Pick out each line of the records in which the word "Current" appears.
======== Data for processing ========
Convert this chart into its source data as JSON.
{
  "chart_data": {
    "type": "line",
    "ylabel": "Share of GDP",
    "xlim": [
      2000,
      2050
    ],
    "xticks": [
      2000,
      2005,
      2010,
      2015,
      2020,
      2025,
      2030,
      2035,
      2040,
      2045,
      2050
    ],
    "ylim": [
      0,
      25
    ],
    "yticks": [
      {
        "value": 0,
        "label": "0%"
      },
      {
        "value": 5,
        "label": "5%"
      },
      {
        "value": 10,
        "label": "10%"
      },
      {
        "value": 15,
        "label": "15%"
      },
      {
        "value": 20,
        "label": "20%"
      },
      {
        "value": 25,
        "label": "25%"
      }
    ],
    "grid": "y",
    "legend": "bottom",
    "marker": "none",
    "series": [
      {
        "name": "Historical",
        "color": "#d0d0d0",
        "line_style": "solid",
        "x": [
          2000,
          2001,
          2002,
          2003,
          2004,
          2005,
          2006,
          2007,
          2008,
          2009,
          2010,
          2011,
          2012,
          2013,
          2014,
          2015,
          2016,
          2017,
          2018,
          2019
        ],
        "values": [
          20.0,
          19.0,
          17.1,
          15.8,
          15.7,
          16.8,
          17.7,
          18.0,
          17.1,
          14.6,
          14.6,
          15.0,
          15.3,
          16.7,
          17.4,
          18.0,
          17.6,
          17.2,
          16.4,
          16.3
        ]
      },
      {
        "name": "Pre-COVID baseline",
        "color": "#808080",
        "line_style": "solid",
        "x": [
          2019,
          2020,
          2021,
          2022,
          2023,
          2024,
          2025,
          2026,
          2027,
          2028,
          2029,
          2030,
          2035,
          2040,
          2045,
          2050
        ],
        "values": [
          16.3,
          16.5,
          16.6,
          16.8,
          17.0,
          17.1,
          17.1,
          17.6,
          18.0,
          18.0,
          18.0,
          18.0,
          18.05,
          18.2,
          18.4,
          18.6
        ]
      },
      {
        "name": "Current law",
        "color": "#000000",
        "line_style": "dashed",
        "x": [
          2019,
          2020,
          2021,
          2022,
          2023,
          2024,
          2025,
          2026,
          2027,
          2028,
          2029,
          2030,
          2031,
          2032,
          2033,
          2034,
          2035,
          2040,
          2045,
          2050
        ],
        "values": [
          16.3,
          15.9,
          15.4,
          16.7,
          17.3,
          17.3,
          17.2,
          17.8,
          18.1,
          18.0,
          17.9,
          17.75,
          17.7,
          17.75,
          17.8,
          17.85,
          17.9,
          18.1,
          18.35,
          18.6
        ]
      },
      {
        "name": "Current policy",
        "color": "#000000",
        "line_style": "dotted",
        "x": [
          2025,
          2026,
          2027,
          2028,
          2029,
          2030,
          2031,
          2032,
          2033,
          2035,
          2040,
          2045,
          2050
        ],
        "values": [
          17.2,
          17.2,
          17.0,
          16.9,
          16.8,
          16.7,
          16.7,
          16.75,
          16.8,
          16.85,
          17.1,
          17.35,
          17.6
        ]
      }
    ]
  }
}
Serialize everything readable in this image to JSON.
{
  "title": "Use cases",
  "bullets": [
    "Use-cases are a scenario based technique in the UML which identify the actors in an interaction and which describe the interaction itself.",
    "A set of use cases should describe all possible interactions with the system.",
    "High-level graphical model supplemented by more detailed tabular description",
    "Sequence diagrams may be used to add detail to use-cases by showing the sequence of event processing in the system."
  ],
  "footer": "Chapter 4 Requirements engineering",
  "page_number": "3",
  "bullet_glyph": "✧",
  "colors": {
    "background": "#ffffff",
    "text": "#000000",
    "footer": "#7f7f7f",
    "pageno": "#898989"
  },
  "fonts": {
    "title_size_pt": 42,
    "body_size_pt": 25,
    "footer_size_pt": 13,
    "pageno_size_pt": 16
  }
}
========
*Exercise response*.
        "name": "Current law",
        "name": "Current policy",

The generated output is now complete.